Data listing:
........

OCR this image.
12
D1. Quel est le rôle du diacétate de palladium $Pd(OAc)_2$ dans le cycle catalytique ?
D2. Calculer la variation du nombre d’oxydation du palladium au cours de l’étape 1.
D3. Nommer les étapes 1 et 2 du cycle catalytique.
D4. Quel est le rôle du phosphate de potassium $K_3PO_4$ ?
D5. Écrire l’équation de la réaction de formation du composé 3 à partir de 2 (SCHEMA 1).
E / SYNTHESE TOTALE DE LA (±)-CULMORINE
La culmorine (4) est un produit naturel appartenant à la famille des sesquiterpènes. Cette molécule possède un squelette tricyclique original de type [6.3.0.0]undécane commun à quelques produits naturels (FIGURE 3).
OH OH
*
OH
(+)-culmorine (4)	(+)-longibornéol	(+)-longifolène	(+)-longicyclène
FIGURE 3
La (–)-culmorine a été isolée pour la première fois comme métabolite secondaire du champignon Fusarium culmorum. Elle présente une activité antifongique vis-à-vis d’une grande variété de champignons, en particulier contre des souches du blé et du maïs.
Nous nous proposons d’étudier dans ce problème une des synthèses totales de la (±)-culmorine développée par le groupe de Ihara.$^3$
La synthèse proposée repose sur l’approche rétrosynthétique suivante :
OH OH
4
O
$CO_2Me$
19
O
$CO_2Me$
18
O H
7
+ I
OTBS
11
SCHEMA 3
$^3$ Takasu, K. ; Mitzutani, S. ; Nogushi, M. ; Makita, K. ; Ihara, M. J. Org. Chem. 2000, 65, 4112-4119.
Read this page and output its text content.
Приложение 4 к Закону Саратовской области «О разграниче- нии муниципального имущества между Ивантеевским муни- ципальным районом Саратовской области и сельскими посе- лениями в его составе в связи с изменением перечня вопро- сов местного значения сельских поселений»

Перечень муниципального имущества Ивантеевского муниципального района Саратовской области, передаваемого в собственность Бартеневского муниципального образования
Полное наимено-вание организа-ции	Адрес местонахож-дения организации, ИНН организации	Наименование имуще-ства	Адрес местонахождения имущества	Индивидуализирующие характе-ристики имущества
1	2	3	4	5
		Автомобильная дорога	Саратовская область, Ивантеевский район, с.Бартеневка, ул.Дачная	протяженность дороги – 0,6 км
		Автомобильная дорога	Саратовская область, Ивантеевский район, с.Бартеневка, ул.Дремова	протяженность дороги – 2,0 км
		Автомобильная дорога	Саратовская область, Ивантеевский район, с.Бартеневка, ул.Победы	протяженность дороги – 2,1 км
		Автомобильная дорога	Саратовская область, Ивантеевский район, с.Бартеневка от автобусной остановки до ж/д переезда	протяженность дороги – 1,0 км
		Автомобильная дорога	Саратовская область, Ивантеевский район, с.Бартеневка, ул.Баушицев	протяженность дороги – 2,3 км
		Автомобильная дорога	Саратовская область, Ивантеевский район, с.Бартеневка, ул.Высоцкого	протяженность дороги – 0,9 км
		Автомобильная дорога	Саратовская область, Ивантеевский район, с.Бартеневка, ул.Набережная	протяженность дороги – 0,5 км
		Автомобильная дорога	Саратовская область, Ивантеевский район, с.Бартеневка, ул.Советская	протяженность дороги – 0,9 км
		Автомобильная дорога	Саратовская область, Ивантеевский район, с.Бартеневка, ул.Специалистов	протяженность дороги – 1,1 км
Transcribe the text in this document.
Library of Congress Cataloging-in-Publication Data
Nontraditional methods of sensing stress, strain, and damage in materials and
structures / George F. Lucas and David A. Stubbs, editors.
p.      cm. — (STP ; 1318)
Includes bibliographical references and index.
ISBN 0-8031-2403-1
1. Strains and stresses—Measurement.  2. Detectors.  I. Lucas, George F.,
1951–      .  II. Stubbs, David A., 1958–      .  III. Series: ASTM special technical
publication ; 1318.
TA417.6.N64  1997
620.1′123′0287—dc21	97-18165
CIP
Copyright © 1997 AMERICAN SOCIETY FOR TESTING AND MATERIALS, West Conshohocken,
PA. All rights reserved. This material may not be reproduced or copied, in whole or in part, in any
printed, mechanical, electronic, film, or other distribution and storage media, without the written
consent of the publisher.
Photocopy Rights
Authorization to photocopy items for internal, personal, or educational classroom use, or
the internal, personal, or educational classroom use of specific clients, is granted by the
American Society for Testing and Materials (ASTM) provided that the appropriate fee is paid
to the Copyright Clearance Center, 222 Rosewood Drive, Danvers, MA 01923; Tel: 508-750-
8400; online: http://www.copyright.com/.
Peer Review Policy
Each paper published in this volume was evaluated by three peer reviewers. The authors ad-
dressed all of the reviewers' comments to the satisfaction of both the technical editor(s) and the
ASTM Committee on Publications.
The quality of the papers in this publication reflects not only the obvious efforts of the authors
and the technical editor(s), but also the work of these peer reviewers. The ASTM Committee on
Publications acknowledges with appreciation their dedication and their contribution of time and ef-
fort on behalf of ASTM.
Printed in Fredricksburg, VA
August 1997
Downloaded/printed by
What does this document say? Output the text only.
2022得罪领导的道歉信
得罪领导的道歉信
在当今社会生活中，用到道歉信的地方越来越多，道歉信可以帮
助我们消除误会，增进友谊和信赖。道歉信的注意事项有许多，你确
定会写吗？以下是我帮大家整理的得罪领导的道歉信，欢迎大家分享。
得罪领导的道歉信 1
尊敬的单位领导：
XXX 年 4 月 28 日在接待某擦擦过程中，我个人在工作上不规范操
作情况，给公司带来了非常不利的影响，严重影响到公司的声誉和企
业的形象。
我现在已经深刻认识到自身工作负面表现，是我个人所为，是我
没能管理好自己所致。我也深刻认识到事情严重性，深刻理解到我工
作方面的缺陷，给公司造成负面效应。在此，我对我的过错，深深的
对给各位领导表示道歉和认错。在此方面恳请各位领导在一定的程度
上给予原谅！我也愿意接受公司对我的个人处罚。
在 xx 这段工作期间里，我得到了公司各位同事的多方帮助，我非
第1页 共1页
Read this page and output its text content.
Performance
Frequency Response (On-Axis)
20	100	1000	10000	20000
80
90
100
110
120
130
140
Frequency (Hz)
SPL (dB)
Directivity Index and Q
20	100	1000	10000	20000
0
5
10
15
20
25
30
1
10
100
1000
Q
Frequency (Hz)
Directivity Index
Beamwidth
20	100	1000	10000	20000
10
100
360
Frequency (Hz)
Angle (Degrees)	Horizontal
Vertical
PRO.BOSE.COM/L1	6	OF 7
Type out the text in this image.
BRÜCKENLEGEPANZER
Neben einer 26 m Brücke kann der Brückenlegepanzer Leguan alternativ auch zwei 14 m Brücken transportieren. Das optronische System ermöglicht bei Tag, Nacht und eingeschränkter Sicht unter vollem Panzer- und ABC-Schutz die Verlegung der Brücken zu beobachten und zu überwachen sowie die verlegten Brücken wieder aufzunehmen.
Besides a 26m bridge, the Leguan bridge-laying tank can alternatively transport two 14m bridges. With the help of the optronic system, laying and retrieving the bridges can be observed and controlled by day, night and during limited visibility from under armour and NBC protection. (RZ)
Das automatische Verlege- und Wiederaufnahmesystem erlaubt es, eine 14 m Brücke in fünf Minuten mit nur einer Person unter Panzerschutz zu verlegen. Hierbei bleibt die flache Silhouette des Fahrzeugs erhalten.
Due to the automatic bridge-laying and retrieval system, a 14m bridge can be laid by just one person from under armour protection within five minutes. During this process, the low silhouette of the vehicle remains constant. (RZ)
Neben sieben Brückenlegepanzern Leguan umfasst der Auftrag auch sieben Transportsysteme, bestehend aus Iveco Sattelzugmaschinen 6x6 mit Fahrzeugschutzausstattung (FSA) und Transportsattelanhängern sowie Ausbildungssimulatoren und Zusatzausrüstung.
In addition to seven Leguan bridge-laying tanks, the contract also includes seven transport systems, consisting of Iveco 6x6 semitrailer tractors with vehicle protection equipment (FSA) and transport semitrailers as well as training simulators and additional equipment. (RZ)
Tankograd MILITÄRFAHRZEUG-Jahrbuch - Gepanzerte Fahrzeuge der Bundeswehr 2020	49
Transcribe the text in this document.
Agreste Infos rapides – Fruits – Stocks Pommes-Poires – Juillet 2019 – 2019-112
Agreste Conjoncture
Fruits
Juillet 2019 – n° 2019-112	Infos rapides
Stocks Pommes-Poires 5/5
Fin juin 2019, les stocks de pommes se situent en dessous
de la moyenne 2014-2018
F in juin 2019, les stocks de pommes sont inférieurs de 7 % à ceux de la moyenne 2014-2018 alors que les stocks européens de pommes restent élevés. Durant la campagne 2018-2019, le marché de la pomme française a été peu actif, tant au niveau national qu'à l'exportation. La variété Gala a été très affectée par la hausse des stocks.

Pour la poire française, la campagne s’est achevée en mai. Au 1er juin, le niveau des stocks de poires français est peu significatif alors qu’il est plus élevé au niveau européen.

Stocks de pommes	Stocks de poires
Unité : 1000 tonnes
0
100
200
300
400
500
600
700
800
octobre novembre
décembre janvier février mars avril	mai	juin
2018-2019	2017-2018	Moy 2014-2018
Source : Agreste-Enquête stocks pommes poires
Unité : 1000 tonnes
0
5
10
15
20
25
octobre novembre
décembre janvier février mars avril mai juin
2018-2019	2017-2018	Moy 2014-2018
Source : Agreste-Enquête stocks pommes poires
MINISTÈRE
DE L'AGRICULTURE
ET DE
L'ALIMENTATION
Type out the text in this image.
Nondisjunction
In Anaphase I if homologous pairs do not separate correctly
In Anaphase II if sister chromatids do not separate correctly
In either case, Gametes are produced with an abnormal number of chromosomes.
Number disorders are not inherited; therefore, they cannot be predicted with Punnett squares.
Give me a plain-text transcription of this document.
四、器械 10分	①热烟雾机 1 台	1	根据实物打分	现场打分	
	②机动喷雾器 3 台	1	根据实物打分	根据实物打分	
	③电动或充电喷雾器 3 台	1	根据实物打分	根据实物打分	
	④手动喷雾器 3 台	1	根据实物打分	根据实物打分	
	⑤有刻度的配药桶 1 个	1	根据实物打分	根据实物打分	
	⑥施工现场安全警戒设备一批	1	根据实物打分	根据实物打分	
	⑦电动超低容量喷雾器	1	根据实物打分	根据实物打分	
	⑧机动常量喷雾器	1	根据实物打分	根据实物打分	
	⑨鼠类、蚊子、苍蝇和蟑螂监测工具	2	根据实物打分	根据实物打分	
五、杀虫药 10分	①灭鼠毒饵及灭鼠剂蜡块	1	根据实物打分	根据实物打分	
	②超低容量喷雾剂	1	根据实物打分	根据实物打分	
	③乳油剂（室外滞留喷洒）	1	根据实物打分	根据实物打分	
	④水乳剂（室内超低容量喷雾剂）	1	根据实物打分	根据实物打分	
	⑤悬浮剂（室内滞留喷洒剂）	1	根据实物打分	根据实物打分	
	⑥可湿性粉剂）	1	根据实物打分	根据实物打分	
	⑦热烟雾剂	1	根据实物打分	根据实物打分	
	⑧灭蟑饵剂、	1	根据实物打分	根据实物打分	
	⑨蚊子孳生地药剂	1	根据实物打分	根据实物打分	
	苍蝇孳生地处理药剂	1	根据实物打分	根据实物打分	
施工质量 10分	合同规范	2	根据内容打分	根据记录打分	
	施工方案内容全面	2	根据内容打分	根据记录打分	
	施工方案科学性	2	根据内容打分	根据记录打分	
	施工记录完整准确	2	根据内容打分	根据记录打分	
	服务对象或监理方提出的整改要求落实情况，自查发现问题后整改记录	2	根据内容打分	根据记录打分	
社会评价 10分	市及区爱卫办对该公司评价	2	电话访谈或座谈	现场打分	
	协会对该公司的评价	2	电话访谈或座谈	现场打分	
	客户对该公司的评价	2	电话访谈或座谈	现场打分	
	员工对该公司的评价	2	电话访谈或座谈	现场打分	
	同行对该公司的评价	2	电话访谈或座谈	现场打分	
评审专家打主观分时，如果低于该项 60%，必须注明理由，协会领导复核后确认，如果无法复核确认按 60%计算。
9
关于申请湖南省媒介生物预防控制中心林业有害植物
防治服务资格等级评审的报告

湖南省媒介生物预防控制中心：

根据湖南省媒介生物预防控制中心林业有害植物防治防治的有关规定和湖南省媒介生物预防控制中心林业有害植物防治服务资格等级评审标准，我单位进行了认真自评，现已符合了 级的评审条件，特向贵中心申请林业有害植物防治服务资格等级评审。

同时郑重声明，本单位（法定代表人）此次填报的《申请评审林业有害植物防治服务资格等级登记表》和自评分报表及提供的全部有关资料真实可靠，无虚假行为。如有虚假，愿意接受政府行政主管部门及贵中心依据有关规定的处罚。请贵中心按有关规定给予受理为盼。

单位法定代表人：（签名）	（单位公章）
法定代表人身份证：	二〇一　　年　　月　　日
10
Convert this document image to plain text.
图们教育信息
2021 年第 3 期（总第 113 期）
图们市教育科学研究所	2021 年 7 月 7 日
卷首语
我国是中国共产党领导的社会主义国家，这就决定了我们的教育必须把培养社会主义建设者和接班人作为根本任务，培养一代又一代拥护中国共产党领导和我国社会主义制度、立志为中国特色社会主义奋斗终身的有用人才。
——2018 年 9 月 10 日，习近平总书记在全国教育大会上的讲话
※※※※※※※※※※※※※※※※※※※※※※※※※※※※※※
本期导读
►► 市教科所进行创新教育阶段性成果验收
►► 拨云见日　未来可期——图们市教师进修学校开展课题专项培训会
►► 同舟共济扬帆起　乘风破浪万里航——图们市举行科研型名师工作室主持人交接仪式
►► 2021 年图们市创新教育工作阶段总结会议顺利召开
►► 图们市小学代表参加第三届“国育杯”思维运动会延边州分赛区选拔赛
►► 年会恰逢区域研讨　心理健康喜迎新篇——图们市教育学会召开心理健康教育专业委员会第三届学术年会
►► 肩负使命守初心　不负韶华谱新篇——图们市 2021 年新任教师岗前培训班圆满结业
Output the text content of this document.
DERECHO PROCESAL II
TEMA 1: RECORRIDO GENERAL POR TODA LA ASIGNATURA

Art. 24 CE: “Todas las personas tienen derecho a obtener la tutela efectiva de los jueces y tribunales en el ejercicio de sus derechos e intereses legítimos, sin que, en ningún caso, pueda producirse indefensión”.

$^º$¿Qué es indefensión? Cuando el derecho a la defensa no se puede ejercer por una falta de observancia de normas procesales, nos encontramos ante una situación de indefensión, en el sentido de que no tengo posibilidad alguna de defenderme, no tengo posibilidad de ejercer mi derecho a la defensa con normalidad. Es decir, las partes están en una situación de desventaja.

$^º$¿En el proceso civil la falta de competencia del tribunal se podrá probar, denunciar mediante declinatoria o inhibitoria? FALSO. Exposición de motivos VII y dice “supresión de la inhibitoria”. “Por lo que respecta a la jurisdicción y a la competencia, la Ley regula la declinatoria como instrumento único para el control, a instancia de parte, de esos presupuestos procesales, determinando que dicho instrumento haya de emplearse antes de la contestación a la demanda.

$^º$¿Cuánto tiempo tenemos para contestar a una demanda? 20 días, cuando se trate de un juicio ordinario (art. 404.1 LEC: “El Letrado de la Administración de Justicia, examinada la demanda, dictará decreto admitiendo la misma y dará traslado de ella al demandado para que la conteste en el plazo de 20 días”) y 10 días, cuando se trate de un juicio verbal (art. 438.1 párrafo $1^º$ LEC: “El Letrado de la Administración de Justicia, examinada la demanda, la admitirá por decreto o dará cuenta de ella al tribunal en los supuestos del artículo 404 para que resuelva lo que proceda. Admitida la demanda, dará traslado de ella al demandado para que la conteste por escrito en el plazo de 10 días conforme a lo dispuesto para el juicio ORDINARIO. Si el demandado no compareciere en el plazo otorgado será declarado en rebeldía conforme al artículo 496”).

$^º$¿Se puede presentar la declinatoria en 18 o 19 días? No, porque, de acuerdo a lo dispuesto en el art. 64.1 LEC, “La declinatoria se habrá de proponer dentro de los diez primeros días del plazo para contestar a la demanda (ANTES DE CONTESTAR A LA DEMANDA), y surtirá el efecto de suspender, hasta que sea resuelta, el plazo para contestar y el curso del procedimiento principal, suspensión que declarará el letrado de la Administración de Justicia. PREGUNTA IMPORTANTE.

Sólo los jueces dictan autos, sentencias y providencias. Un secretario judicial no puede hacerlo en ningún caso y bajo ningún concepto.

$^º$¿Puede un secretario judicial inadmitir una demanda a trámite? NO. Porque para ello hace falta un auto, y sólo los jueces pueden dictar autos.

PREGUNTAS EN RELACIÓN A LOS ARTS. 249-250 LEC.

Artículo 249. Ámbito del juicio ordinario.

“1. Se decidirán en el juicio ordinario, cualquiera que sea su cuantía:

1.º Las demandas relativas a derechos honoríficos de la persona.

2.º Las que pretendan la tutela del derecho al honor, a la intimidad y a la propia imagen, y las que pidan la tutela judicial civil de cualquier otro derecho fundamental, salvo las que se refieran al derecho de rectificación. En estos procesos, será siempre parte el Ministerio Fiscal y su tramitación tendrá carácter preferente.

........

Directions for this task: From the entries above, extract each line containing "variété".

Output for this task:
La (–)-culmorine a été isolée pour la première fois comme métabolite secondaire du champignon Fusarium culmorum. Elle présente une activité antifongique vis-à-vis d’une grande variété de champignons, en particulier contre des souches du blé et du maïs.
F in juin 2019, les stocks de pommes sont inférieurs de 7 % à ceux de la moyenne 2014-2018 alors que les stocks européens de pommes restent élevés. Durant la campagne 2018-2019, le marché de la pomme française a été peu actif, tant au niveau national qu'à l'exportation. La variété Gala a été très affectée par la hausse des stocks.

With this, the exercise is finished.